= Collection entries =
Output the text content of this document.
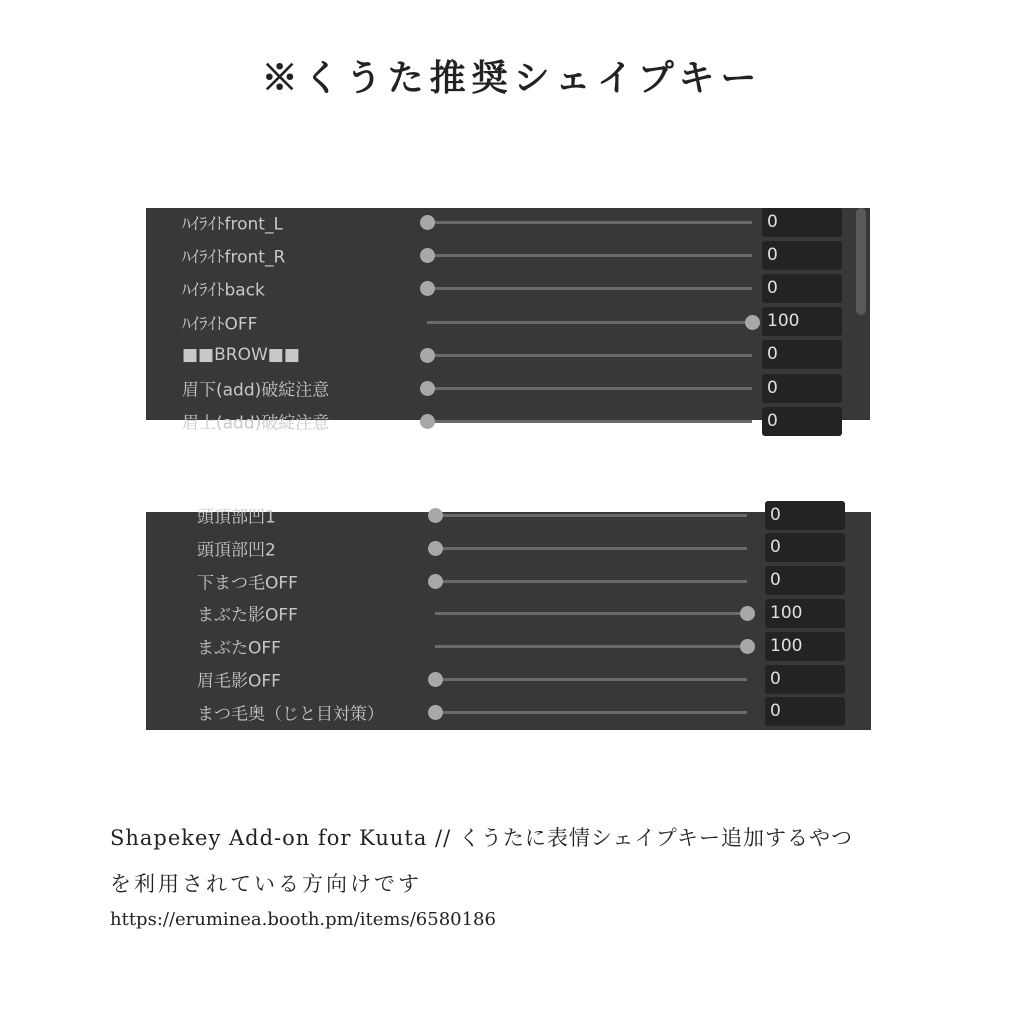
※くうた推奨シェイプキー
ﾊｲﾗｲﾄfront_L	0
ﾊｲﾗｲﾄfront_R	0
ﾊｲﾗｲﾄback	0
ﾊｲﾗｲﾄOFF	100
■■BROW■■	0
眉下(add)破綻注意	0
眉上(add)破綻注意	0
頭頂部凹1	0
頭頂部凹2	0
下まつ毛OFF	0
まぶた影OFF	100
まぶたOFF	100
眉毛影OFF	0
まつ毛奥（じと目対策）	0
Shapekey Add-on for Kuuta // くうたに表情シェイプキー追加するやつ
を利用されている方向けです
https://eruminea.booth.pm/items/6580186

--

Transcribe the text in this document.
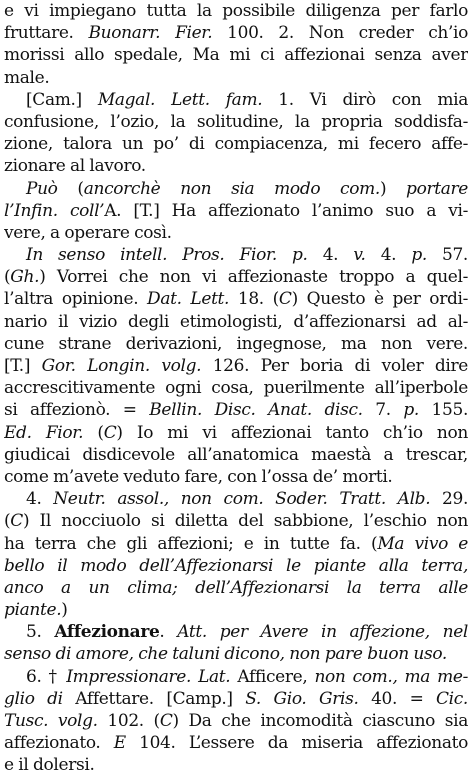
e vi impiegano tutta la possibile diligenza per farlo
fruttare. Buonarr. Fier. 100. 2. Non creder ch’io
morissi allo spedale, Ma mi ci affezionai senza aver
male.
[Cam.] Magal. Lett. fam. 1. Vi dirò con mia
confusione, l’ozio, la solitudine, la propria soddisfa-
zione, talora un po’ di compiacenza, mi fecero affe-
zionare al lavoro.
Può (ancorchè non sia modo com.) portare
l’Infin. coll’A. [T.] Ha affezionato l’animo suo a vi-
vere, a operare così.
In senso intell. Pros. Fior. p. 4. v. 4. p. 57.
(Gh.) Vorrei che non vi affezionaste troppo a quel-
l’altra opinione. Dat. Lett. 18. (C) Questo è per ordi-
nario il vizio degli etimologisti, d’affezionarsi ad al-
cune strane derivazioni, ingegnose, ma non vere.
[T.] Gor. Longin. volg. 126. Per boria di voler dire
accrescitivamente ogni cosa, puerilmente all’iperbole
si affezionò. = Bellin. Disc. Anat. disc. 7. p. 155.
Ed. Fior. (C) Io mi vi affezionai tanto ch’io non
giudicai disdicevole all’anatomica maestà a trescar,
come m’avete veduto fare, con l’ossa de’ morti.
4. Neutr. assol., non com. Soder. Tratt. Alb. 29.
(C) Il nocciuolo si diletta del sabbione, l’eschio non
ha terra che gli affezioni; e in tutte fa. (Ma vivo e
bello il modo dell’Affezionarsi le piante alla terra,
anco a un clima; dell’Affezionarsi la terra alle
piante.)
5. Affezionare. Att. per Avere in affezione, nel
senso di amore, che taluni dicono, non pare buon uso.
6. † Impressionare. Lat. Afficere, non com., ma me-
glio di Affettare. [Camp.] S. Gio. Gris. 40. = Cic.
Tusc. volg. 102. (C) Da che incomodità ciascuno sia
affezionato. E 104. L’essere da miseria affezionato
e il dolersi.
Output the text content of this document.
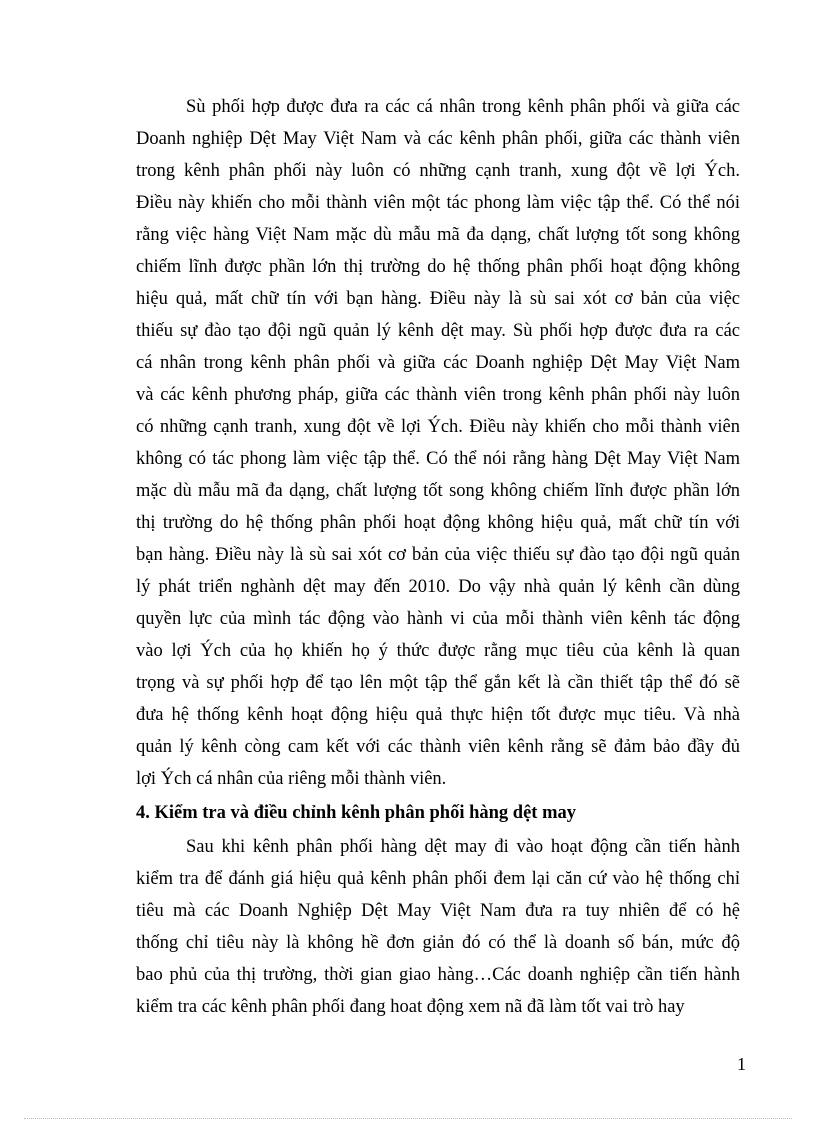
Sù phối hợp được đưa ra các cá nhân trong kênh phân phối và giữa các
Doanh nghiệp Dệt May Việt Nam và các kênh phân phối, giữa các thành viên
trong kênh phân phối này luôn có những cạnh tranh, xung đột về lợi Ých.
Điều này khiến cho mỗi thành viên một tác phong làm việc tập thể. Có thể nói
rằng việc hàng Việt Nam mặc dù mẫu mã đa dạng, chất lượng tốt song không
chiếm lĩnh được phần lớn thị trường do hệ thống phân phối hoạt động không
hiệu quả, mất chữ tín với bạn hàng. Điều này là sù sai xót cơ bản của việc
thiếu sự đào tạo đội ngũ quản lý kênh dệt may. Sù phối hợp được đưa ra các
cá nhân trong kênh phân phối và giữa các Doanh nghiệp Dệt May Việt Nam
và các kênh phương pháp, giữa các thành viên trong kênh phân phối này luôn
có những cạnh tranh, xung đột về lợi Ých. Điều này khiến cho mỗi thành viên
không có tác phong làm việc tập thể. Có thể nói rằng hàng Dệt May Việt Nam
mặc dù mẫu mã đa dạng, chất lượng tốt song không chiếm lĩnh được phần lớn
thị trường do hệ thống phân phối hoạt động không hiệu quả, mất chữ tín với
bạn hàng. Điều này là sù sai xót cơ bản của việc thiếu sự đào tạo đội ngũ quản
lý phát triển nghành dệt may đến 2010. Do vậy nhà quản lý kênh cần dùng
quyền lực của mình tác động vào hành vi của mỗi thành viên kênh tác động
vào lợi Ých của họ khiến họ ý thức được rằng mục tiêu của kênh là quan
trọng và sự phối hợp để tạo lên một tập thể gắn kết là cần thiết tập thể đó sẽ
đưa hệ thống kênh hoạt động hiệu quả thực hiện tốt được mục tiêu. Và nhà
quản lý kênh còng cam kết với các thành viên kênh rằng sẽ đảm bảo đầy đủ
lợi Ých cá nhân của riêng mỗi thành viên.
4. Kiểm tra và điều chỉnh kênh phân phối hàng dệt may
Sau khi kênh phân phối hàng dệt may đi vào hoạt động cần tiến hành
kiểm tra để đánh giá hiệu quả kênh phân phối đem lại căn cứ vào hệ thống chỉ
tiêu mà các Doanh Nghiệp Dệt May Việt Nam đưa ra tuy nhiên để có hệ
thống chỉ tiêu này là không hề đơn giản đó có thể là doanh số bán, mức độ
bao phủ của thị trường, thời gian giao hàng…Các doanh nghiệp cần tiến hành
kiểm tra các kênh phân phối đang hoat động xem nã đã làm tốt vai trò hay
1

= SET TASK =
The word "song" may occur in lines of the records. Report how many such lines there are, giving only the number.

= COMPLETED TASK =
2